» WHAT TO WORK ON
Of the lines listed below, how many contain the string "College"? Answer with the number alone.

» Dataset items
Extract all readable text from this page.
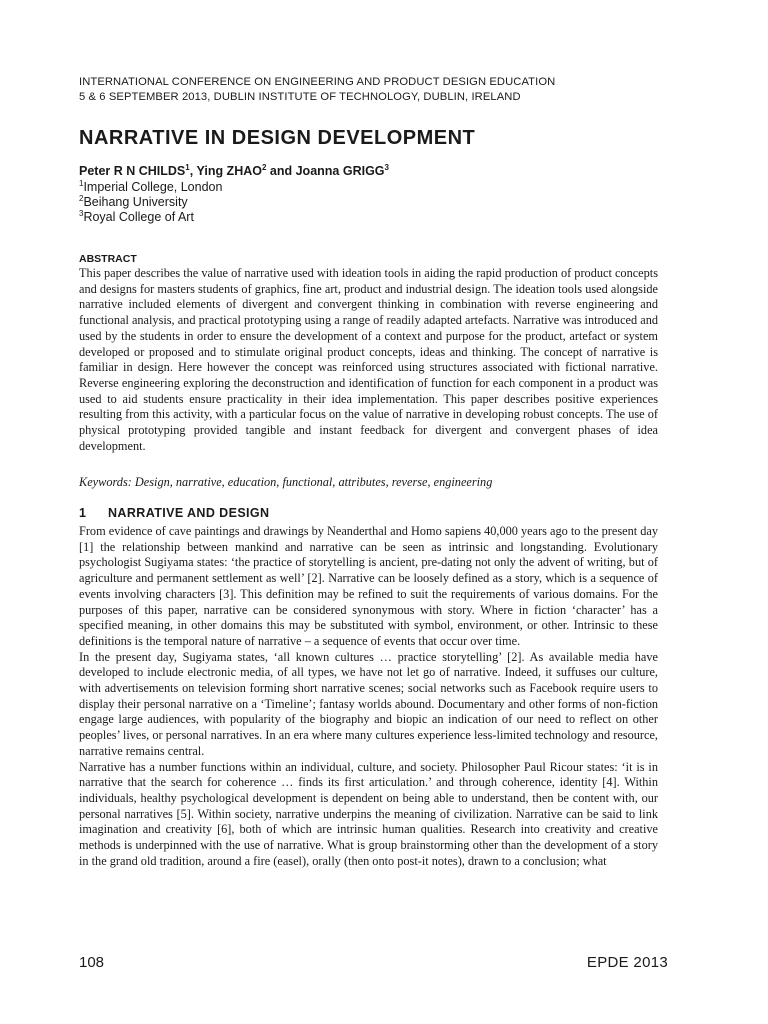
INTERNATIONAL CONFERENCE ON ENGINEERING AND PRODUCT DESIGN EDUCATION
5 & 6 SEPTEMBER 2013, DUBLIN INSTITUTE OF TECHNOLOGY, DUBLIN, IRELAND
NARRATIVE IN DESIGN DEVELOPMENT
Peter R N CHILDS$^1$, Ying ZHAO$^2$ and Joanna GRIGG$^3$
$^1$Imperial College, London
$^2$Beihang University
$^3$Royal College of Art
ABSTRACT
This paper describes the value of narrative used with ideation tools in aiding the rapid production of product concepts and designs for masters students of graphics, fine art, product and industrial design. The ideation tools used alongside narrative included elements of divergent and convergent thinking in combination with reverse engineering and functional analysis, and practical prototyping using a range of readily adapted artefacts. Narrative was introduced and used by the students in order to ensure the development of a context and purpose for the product, artefact or system developed or proposed and to stimulate original product concepts, ideas and thinking. The concept of narrative is familiar in design. Here however the concept was reinforced using structures associated with fictional narrative. Reverse engineering exploring the deconstruction and identification of function for each component in a product was used to aid students ensure practicality in their idea implementation. This paper describes positive experiences resulting from this activity, with a particular focus on the value of narrative in developing robust concepts. The use of physical prototyping provided tangible and instant feedback for divergent and convergent phases of idea development.
Keywords: Design, narrative, education, functional, attributes, reverse, engineering
1 NARRATIVE AND DESIGN

From evidence of cave paintings and drawings by Neanderthal and Homo sapiens 40,000 years ago to the present day [1] the relationship between mankind and narrative can be seen as intrinsic and longstanding. Evolutionary psychologist Sugiyama states: ‘the practice of storytelling is ancient, pre-dating not only the advent of writing, but of agriculture and permanent settlement as well’ [2]. Narrative can be loosely defined as a story, which is a sequence of events involving characters [3]. This definition may be refined to suit the requirements of various domains. For the purposes of this paper, narrative can be considered synonymous with story. Where in fiction ‘character’ has a specified meaning, in other domains this may be substituted with symbol, environment, or other. Intrinsic to these definitions is the temporal nature of narrative – a sequence of events that occur over time.

In the present day, Sugiyama states, ‘all known cultures … practice storytelling’ [2]. As available media have developed to include electronic media, of all types, we have not let go of narrative. Indeed, it suffuses our culture, with advertisements on television forming short narrative scenes; social networks such as Facebook require users to display their personal narrative on a ‘Timeline’; fantasy worlds abound. Documentary and other forms of non-fiction engage large audiences, with popularity of the biography and biopic an indication of our need to reflect on other peoples’ lives, or personal narratives. In an era where many cultures experience less-limited technology and resource, narrative remains central.

Narrative has a number functions within an individual, culture, and society. Philosopher Paul Ricour states: ‘it is in narrative that the search for coherence … finds its first articulation.’ and through coherence, identity [4]. Within individuals, healthy psychological development is dependent on being able to understand, then be content with, our personal narratives [5]. Within society, narrative underpins the meaning of civilization. Narrative can be said to link imagination and creativity [6], both of which are intrinsic human qualities. Research into creativity and creative methods is underpinned with the use of narrative. What is group brainstorming other than the development of a story in the grand old tradition, around a fire (easel), orally (then onto post-it notes), drawn to a conclusion; what

108	EPDE 2013
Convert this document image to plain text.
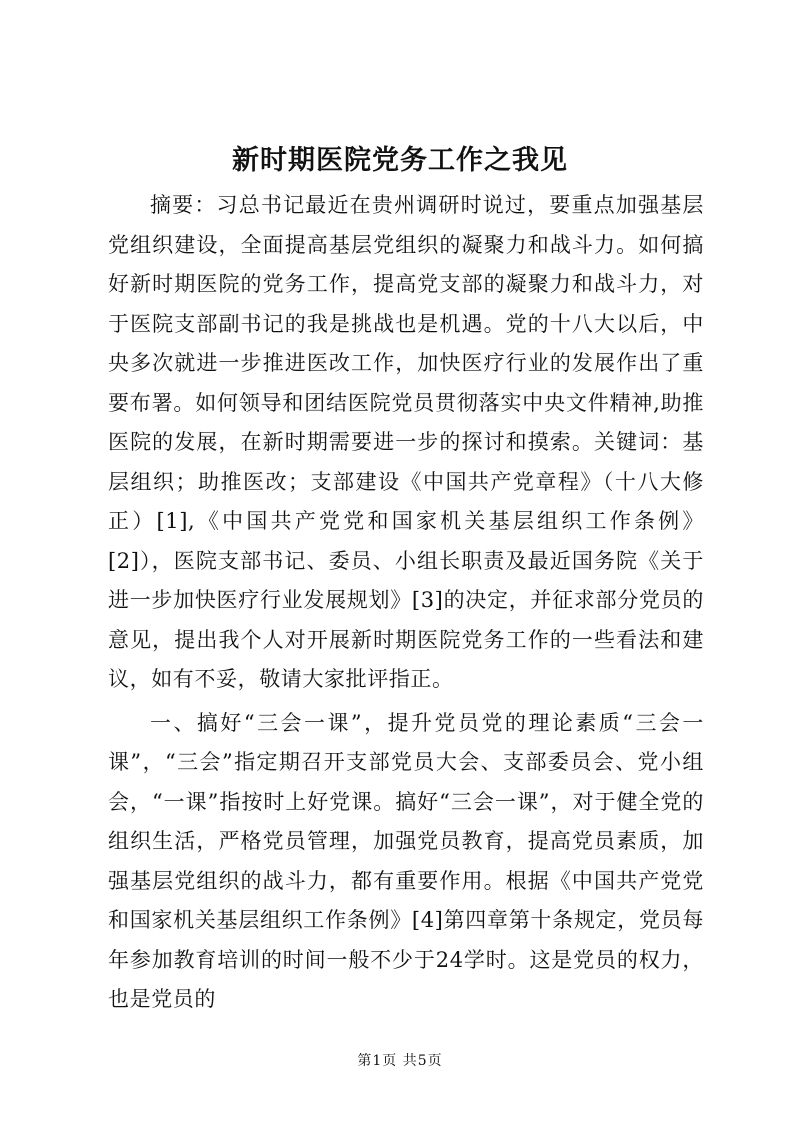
新时期医院党务工作之我见

摘要：习总书记最近在贵州调研时说过，要重点加强基层党组织建设，全面提高基层党组织的凝聚力和战斗力。如何搞好新时期医院的党务工作，提高党支部的凝聚力和战斗力，对于医院支部副书记的我是挑战也是机遇。党的十八大以后，中央多次就进一步推进医改工作，加快医疗行业的发展作出了重要布署。如何领导和团结医院党员贯彻落实中央文件精神,助推医院的发展，在新时期需要进一步的探讨和摸索。关键词：基层组织；助推医改；支部建设《中国共产党章程》（十八大修正）[1],《中国共产党党和国家机关基层组织工作条例》[2]），医院支部书记、委员、小组长职责及最近国务院《关于进一步加快医疗行业发展规划》[3]的决定，并征求部分党员的意见，提出我个人对开展新时期医院党务工作的一些看法和建议，如有不妥，敬请大家批评指正。

一、搞好“三会一课”，提升党员党的理论素质“三会一课”，“三会”指定期召开支部党员大会、支部委员会、党小组会，“一课”指按时上好党课。搞好“三会一课”，对于健全党的组织生活，严格党员管理，加强党员教育，提高党员素质，加强基层党组织的战斗力，都有重要作用。根据《中国共产党党和国家机关基层组织工作条例》[4]第四章第十条规定，党员每年参加教育培训的时间一般不少于24学时。这是党员的权力，也是党员的

第1页 共5页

» WRITTEN ANSWER
2